Stored data entries
* * * *

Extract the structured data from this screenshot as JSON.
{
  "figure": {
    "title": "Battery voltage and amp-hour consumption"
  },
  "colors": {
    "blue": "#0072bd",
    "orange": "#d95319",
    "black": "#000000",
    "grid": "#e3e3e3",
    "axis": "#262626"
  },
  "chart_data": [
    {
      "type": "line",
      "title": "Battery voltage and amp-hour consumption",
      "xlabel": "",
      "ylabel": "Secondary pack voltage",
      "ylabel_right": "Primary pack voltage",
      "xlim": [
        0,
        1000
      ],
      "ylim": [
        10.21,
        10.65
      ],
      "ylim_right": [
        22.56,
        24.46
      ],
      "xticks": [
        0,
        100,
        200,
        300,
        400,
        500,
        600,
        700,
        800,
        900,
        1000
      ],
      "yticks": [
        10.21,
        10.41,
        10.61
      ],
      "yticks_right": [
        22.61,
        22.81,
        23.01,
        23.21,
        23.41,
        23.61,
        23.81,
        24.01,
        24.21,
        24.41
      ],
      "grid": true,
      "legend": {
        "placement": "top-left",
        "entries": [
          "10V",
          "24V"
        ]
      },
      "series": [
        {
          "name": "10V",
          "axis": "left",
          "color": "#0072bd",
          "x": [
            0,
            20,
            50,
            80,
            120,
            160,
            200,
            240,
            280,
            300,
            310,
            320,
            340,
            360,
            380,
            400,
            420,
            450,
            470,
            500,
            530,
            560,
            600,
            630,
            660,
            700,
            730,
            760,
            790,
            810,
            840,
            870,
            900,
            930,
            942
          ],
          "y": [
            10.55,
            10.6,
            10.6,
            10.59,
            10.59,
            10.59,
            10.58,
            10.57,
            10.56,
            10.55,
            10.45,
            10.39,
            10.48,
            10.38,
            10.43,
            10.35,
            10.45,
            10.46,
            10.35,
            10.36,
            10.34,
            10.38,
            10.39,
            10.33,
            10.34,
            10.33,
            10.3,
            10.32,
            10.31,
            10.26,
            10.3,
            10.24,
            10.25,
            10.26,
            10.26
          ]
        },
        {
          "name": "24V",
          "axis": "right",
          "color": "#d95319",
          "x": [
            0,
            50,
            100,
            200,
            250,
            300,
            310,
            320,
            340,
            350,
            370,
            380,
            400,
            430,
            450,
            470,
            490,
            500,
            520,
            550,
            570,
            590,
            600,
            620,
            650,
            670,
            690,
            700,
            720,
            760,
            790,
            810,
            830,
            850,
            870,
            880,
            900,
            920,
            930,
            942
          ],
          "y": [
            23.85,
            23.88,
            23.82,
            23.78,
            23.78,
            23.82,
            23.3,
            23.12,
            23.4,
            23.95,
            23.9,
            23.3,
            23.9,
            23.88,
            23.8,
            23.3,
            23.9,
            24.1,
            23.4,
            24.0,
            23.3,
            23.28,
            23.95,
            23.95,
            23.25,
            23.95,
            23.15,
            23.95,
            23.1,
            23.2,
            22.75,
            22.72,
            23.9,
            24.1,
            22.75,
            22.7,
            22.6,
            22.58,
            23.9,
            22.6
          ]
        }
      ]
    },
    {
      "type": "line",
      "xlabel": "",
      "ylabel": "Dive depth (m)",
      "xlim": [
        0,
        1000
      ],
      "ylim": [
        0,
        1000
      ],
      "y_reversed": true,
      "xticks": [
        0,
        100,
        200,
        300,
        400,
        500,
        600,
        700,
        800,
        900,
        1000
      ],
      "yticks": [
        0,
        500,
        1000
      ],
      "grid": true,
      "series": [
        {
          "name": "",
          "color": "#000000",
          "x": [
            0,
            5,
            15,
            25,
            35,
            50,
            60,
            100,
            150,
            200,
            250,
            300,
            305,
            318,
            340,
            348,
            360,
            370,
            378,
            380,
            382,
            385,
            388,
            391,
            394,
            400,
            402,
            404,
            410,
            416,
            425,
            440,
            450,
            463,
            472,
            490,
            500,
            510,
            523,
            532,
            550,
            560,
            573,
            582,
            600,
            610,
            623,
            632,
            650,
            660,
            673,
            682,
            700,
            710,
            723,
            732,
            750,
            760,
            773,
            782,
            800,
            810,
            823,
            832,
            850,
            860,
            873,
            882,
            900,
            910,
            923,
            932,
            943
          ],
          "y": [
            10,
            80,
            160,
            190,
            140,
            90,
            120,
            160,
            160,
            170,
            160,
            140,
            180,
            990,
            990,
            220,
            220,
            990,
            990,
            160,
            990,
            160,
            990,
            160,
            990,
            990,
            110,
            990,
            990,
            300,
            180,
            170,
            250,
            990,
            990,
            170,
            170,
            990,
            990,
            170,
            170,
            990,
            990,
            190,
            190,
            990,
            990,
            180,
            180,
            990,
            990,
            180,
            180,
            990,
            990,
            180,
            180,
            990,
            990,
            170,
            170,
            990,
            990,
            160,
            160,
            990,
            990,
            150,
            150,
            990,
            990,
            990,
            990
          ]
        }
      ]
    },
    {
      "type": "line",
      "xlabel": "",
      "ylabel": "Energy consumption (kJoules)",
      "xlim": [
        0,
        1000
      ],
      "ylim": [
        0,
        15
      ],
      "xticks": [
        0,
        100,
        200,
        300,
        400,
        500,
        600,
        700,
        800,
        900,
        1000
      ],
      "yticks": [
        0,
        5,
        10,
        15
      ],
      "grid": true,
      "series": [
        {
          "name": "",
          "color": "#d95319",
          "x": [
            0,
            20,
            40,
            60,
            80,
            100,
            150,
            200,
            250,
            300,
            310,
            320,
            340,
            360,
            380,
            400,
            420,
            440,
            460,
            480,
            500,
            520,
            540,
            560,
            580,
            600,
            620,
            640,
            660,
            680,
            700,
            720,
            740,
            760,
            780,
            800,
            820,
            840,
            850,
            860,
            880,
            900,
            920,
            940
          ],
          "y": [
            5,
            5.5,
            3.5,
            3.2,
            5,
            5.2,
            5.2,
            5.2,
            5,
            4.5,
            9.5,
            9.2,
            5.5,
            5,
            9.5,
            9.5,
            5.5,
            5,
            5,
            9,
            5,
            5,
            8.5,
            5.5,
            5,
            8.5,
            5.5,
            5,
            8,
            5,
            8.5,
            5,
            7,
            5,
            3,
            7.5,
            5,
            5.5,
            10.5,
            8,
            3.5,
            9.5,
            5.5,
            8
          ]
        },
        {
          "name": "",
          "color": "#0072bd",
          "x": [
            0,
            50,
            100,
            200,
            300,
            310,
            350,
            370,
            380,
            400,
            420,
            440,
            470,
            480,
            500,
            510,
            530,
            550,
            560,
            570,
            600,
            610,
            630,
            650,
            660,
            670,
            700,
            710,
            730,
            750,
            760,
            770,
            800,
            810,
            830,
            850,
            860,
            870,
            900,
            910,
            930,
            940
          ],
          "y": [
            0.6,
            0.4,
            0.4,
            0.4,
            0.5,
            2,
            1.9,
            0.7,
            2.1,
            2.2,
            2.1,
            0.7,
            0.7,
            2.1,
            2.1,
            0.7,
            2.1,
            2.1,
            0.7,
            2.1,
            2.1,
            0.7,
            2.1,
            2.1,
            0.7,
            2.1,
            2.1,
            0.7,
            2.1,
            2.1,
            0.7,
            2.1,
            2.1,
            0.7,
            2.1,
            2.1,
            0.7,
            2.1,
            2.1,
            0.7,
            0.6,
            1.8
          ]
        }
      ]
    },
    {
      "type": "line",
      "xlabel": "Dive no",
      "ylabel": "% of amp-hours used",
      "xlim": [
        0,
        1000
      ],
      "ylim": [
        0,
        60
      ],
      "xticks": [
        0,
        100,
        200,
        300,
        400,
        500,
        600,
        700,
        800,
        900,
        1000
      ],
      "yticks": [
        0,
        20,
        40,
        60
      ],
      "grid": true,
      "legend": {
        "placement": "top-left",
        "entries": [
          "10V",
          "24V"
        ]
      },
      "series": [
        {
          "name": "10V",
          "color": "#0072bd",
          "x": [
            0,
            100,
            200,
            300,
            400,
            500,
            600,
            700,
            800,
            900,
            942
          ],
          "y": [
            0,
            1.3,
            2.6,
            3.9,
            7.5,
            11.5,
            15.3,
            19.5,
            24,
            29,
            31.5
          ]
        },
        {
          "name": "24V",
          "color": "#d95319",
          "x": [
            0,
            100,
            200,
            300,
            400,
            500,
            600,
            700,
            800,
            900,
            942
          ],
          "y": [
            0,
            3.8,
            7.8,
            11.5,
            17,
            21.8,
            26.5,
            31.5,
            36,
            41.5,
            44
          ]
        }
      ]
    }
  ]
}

* * * *

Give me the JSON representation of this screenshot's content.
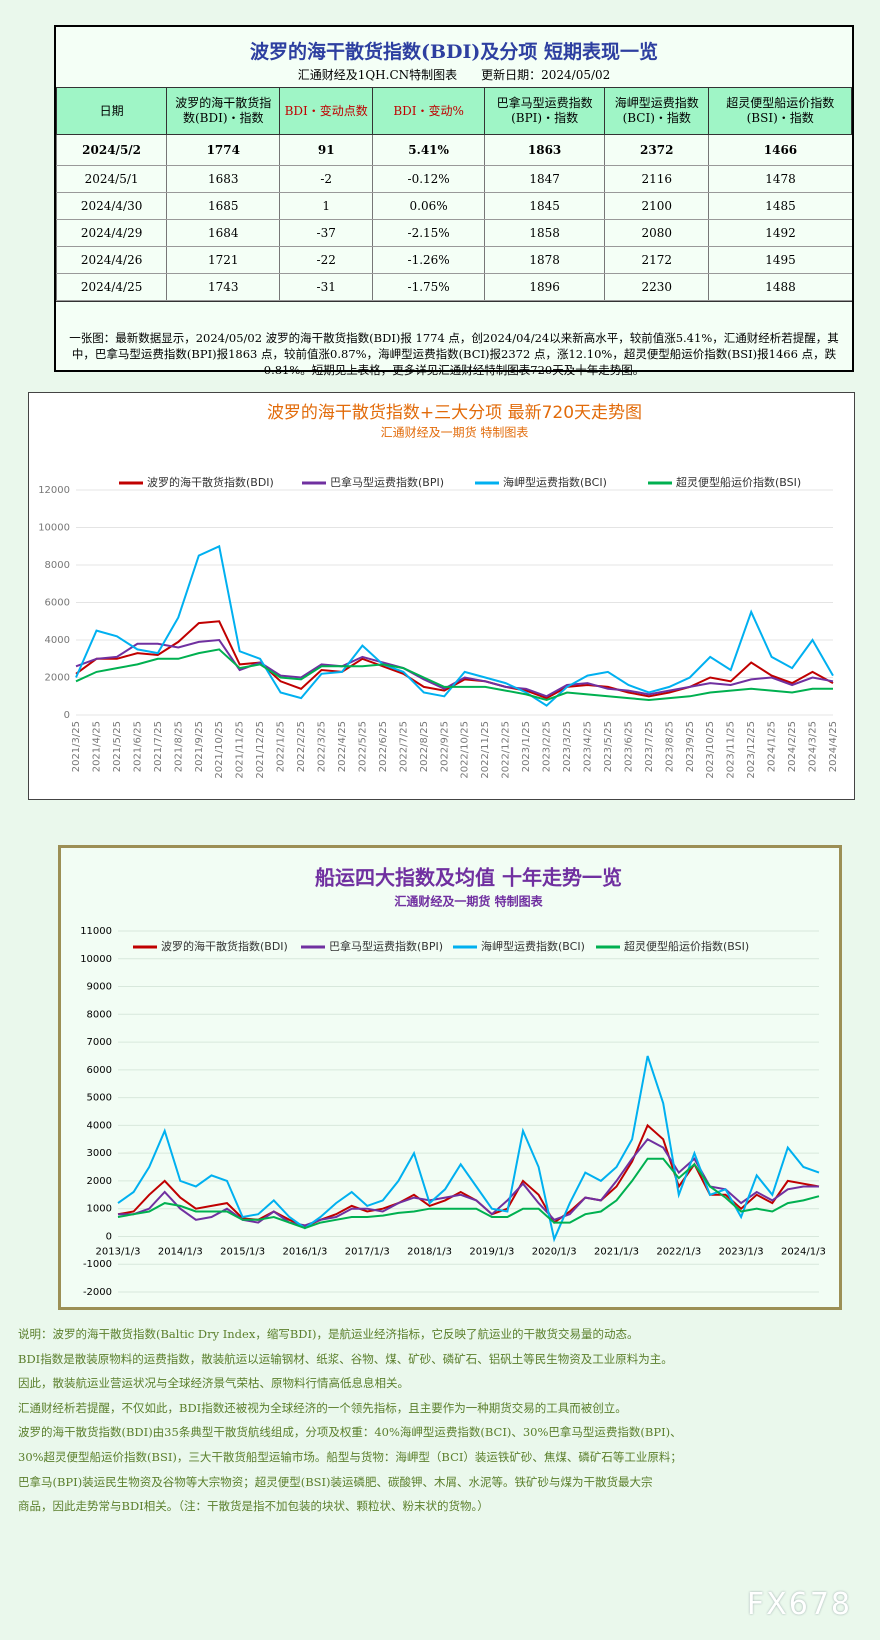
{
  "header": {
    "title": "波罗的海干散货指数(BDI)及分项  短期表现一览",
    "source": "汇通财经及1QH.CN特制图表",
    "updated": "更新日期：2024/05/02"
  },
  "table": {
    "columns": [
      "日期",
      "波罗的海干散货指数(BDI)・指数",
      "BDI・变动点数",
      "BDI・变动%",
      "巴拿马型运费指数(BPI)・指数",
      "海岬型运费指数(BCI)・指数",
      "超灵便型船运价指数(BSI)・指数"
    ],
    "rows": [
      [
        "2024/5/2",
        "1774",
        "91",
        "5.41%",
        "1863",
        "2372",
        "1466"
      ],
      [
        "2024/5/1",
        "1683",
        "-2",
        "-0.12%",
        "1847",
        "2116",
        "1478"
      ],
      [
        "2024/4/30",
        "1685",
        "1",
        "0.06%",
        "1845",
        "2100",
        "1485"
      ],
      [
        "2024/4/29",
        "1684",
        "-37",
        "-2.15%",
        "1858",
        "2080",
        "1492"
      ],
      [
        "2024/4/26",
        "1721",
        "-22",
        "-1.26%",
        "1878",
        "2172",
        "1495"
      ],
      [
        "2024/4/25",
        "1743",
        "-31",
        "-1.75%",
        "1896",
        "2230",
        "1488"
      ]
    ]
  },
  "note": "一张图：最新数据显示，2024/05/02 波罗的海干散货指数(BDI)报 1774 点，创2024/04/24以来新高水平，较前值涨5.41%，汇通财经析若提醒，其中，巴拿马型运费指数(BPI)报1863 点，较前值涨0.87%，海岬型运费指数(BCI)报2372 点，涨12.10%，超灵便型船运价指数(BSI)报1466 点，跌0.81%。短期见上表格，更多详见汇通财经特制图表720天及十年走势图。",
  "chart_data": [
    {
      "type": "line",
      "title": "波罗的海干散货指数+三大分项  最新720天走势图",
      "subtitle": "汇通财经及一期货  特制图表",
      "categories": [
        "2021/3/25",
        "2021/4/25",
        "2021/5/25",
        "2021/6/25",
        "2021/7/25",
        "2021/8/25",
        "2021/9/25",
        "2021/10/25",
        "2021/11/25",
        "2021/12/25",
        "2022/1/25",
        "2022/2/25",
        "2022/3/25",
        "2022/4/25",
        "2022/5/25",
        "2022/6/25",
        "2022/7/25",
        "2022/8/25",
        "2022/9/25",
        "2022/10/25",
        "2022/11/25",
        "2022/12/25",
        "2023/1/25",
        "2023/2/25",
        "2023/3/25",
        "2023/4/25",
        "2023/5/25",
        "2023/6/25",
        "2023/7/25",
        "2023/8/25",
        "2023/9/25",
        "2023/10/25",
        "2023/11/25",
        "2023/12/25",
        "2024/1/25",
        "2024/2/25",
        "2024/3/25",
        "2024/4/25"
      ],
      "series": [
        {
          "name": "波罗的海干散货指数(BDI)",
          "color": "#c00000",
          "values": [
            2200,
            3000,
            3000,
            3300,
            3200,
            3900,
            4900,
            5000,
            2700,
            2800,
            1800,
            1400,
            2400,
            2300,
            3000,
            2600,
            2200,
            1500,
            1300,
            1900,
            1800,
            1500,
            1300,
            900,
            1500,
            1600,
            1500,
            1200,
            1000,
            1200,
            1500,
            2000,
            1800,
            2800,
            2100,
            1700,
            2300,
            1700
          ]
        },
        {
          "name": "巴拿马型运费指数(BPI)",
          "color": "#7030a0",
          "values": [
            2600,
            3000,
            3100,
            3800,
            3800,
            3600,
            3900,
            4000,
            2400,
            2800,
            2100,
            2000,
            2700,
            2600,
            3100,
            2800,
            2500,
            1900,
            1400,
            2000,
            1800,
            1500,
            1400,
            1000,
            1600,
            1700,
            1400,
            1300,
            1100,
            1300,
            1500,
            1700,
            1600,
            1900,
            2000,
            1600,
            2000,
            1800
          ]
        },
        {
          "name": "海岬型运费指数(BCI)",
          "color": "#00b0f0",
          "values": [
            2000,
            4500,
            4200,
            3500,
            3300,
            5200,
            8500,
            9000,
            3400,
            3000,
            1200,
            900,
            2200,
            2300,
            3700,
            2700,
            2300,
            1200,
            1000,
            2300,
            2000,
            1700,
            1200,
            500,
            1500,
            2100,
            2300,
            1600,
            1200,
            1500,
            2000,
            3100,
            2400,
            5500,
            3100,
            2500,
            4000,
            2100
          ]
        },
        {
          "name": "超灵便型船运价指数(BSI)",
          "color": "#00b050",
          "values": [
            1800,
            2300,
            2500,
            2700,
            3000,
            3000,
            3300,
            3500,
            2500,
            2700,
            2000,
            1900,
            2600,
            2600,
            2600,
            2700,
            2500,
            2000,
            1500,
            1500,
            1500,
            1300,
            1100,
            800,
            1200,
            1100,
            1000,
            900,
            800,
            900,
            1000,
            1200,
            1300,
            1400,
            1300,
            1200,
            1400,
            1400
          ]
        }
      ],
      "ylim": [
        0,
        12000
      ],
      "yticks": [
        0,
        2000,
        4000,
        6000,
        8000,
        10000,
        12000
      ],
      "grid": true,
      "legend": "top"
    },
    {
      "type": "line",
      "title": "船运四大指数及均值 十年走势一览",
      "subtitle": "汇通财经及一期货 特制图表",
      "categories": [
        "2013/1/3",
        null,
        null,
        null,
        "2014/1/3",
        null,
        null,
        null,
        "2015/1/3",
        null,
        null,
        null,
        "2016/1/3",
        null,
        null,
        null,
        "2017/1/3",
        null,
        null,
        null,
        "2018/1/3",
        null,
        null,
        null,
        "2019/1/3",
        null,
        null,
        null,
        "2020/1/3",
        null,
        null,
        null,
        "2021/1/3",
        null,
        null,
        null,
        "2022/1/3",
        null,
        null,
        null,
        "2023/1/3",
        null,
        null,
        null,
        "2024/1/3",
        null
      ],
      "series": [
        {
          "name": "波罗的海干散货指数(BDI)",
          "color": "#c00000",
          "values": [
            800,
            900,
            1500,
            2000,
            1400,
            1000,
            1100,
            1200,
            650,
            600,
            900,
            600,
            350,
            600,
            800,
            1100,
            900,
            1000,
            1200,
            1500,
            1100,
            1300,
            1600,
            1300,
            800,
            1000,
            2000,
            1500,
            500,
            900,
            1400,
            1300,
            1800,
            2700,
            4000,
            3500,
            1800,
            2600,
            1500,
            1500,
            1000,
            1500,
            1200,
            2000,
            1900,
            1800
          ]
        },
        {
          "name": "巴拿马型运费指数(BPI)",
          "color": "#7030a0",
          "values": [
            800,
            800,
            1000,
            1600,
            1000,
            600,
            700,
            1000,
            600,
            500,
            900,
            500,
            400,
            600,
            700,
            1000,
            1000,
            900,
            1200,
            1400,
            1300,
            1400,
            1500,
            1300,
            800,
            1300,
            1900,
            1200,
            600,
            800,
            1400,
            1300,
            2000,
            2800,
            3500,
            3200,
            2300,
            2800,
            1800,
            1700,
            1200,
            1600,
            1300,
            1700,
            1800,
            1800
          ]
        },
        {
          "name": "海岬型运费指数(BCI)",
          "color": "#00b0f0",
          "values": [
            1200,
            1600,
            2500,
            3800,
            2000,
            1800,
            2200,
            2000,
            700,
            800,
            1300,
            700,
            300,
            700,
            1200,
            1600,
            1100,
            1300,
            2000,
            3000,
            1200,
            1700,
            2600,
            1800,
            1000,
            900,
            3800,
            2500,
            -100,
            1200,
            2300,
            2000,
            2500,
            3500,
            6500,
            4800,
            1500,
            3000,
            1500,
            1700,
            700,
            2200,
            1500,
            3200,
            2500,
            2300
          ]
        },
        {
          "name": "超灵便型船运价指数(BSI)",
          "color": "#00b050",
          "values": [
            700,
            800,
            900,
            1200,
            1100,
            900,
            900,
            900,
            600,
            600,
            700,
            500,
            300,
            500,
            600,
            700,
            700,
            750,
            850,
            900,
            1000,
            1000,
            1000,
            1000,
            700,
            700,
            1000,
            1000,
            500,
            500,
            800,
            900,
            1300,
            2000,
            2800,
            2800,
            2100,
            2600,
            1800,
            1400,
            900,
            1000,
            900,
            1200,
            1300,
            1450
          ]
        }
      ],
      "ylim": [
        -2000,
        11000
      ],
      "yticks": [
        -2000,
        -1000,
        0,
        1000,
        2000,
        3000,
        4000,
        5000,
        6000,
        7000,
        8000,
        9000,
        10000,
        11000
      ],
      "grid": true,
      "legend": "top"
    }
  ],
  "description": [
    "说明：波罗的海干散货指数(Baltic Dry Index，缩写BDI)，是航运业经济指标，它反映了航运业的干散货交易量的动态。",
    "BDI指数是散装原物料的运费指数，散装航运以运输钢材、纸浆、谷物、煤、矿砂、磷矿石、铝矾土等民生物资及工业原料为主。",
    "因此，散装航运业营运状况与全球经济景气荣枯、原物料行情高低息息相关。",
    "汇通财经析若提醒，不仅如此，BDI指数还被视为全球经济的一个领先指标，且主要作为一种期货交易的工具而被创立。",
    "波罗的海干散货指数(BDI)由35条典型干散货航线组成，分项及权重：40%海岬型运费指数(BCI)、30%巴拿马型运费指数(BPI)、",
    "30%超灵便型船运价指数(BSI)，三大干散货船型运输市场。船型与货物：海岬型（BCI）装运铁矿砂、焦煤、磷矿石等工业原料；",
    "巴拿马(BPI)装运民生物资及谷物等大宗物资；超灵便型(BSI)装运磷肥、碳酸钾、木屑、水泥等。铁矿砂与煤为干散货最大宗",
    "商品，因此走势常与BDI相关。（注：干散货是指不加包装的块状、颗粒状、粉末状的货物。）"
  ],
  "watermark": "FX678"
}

* * * *

Given problem:
Gather each line of the records holding the string "pack".

Written response:
      "ylabel": "Secondary pack voltage",
      "ylabel_right": "Primary pack voltage",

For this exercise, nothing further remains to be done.